--- START ---

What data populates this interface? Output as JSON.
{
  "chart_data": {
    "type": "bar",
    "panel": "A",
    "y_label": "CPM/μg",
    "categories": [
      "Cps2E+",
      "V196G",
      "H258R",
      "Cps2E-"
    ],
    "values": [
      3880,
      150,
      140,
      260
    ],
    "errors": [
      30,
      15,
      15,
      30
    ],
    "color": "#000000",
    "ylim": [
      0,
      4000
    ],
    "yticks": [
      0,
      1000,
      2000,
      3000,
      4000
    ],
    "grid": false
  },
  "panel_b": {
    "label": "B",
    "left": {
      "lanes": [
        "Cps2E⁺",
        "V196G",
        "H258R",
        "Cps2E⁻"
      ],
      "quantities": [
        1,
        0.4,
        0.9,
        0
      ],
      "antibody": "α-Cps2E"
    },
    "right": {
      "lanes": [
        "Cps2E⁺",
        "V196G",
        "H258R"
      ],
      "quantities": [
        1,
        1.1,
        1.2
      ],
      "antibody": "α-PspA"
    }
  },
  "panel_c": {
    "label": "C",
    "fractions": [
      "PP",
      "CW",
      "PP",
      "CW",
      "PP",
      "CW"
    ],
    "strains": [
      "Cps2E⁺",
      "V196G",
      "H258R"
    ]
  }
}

--- END ---

All of the entries above should be output exactly as they are.

What data populates this interface? Output as JSON.
{
  "chart_data": {
    "type": "bar",
    "panel": "A",
    "y_label": "CPM/μg",
    "categories": [
      "Cps2E+",
      "V196G",
      "H258R",
      "Cps2E-"
    ],
    "values": [
      3880,
      150,
      140,
      260
    ],
    "errors": [
      30,
      15,
      15,
      30
    ],
    "color": "#000000",
    "ylim": [
      0,
      4000
    ],
    "yticks": [
      0,
      1000,
      2000,
      3000,
      4000
    ],
    "grid": false
  },
  "panel_b": {
    "label": "B",
    "left": {
      "lanes": [
        "Cps2E⁺",
        "V196G",
        "H258R",
        "Cps2E⁻"
      ],
      "quantities": [
        1,
        0.4,
        0.9,
        0
      ],
      "antibody": "α-Cps2E"
    },
    "right": {
      "lanes": [
        "Cps2E⁺",
        "V196G",
        "H258R"
      ],
      "quantities": [
        1,
        1.1,
        1.2
      ],
      "antibody": "α-PspA"
    }
  },
  "panel_c": {
    "label": "C",
    "fractions": [
      "PP",
      "CW",
      "PP",
      "CW",
      "PP",
      "CW"
    ],
    "strains": [
      "Cps2E⁺",
      "V196G",
      "H258R"
    ]
  }
}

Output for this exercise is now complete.